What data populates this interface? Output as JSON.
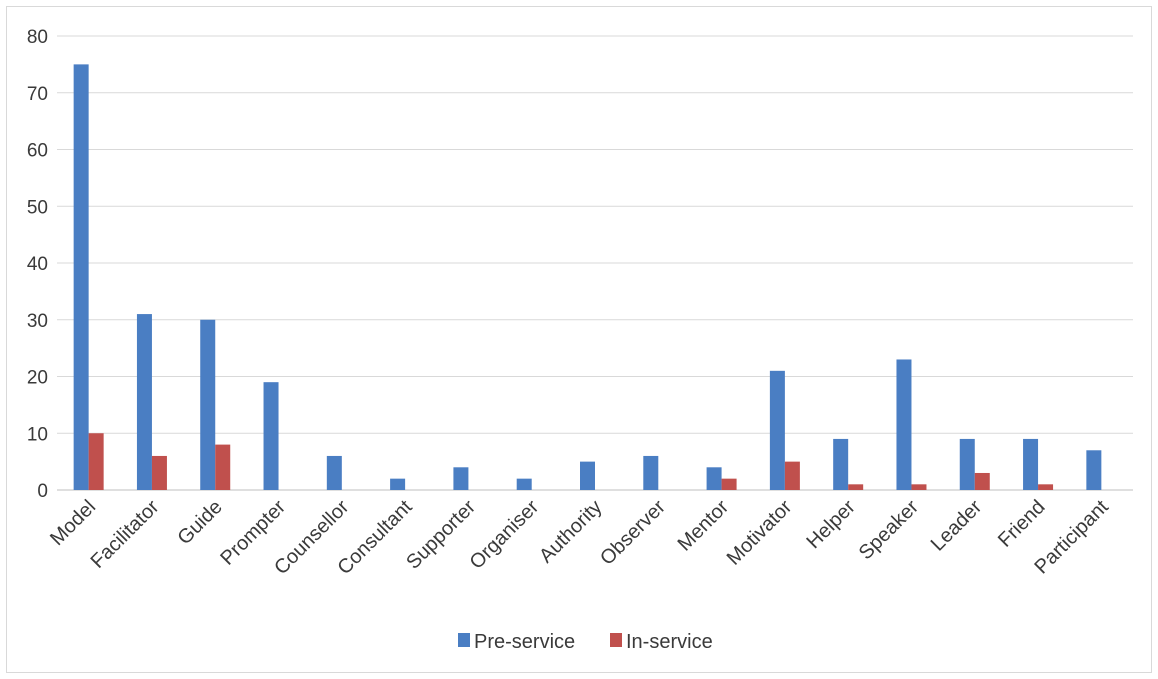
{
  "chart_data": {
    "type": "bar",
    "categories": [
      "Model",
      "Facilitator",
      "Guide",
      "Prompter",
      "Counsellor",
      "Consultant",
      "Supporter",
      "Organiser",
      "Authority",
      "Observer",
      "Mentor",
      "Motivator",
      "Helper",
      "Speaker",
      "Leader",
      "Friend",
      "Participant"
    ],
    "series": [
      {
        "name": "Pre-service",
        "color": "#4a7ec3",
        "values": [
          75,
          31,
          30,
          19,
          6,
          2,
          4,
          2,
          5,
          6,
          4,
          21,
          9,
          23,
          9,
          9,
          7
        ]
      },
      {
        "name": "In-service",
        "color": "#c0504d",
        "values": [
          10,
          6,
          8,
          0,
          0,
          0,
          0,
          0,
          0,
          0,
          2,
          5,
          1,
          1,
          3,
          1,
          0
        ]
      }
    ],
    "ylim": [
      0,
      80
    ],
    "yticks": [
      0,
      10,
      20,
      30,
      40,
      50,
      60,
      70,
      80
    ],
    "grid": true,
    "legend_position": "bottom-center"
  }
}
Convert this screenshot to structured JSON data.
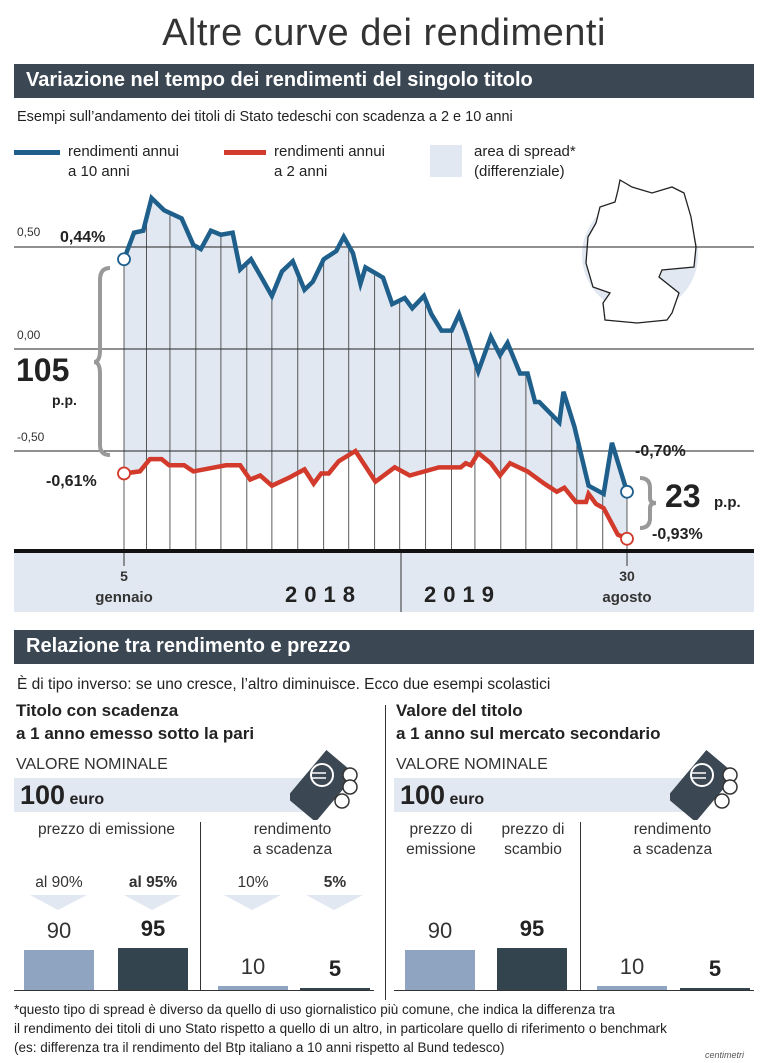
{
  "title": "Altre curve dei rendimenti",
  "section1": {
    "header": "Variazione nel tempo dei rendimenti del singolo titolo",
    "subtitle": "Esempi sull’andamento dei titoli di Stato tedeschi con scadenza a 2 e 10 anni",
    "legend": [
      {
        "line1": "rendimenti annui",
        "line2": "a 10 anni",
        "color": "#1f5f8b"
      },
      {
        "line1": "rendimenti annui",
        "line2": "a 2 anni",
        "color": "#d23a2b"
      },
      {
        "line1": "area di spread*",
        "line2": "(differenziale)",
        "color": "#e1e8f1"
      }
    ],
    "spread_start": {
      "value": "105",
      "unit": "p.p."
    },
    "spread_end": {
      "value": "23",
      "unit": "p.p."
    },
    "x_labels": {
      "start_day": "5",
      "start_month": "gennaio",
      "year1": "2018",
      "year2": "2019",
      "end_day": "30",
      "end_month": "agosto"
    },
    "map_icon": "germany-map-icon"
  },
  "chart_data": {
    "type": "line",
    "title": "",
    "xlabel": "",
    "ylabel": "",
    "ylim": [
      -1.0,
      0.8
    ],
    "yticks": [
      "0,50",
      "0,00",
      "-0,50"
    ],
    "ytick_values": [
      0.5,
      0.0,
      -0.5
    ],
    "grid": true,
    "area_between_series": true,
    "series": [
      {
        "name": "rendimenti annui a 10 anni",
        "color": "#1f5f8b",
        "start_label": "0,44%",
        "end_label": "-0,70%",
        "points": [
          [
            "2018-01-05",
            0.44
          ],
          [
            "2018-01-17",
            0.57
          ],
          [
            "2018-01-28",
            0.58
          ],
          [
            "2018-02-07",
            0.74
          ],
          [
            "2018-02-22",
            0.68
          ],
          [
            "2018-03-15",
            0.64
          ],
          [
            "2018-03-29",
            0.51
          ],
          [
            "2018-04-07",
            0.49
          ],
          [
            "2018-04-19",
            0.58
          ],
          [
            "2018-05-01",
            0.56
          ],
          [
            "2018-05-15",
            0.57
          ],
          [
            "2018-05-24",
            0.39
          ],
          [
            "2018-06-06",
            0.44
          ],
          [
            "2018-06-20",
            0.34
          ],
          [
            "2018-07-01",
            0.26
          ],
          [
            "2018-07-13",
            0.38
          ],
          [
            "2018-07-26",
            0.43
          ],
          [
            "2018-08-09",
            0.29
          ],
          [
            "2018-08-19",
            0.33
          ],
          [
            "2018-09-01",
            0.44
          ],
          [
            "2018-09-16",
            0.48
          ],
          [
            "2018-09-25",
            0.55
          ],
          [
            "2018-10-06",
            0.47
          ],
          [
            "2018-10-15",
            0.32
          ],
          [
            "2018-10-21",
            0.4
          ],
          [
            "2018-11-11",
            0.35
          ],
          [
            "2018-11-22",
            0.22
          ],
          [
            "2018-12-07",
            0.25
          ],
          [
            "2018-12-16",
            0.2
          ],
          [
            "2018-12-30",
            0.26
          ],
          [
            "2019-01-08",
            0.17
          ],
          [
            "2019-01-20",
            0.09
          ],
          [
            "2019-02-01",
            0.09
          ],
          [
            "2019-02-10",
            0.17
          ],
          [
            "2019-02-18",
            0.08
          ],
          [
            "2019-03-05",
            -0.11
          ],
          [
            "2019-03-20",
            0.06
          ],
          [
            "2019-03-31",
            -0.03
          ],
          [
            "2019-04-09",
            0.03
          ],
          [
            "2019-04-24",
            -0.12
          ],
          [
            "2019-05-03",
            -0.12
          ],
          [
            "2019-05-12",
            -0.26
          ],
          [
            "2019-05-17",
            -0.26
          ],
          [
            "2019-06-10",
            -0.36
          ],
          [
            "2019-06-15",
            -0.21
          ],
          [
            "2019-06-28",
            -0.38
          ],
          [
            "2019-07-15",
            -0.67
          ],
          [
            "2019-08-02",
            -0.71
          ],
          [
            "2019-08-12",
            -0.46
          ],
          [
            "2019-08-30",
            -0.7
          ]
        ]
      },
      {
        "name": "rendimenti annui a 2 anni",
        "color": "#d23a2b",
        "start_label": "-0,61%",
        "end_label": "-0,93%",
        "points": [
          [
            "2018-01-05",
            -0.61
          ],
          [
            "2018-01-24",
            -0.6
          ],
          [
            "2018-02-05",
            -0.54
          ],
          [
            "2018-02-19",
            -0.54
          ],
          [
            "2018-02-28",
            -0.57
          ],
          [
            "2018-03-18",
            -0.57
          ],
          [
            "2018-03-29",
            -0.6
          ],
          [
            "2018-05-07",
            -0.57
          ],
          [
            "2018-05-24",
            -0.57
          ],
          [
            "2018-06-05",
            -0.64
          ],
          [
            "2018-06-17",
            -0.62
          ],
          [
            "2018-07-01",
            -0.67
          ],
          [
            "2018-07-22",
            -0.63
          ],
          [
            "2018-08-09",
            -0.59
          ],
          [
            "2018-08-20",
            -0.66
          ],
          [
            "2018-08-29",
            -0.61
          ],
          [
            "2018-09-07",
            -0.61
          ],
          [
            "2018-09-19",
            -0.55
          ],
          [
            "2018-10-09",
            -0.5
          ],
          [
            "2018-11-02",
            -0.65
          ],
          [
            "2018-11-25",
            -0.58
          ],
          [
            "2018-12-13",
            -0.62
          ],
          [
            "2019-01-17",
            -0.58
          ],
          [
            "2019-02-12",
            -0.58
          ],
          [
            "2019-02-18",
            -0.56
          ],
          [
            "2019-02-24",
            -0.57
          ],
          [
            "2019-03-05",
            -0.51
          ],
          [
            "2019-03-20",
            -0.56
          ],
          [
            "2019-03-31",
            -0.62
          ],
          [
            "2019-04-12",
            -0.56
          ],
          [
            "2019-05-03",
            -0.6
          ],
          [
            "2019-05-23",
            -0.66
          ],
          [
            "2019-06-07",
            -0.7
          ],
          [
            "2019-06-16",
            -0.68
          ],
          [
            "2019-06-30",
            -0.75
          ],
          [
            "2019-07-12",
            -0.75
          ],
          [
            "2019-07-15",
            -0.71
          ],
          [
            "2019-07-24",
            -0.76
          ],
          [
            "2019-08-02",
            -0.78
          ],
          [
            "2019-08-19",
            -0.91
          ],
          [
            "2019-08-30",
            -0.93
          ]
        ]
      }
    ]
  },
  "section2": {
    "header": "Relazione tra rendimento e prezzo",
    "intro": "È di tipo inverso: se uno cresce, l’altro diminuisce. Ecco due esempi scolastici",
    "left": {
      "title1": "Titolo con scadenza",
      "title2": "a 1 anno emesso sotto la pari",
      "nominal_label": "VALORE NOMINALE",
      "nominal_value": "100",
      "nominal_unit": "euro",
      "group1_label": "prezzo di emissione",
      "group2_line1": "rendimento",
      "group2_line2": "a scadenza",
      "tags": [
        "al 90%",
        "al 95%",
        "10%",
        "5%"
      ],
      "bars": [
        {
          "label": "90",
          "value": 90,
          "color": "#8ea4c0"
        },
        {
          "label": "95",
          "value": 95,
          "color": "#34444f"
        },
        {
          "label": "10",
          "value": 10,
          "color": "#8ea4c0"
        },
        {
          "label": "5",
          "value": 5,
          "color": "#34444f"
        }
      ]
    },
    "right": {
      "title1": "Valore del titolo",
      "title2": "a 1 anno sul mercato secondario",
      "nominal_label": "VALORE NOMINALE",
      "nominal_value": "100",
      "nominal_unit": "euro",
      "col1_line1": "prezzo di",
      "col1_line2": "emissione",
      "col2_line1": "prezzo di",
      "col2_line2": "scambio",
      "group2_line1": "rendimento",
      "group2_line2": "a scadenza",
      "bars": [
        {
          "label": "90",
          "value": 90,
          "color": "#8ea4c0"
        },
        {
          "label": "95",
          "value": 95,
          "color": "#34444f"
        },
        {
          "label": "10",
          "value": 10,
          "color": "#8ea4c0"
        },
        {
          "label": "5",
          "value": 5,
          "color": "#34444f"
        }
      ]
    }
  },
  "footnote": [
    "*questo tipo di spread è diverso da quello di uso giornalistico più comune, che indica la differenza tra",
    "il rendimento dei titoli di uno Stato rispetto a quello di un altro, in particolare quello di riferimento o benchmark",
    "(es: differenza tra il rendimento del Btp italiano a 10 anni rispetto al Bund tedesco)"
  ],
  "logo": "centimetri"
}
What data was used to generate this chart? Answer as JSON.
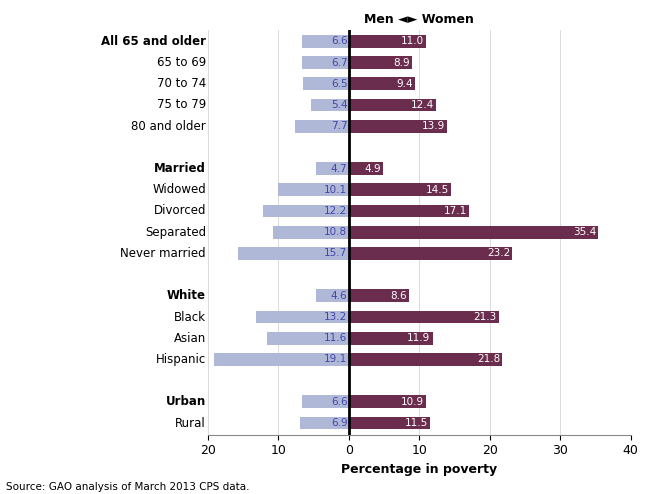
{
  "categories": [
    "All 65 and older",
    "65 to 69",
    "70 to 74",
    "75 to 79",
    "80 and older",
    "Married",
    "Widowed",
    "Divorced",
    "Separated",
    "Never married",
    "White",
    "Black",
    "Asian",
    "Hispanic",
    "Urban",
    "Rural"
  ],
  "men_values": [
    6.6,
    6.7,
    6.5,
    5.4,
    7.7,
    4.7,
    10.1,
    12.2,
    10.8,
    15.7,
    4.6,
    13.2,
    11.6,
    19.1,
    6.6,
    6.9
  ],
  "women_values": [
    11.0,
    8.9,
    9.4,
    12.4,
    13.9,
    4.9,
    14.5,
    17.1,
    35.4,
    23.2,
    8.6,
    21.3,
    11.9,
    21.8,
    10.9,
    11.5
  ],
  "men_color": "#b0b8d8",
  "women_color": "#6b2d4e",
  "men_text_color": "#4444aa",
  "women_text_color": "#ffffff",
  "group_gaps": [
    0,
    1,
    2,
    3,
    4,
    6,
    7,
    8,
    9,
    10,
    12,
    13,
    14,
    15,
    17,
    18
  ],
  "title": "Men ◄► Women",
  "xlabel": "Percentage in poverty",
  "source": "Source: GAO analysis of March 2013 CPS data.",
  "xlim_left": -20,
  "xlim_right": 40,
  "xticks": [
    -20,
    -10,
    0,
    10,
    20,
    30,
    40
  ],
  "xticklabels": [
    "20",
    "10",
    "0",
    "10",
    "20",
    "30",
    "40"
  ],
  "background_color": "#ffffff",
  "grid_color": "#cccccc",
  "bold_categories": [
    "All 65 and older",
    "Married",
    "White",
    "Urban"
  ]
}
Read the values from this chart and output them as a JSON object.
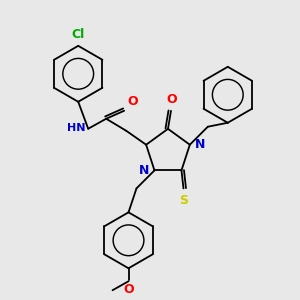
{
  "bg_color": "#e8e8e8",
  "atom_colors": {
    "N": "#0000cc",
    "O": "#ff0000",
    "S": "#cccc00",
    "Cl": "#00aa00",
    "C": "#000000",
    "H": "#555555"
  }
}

- - -

▶ [What the task requires] Count the lines above that contain the word "altro", and give only that number.

▶ [Reply to the exercise] 2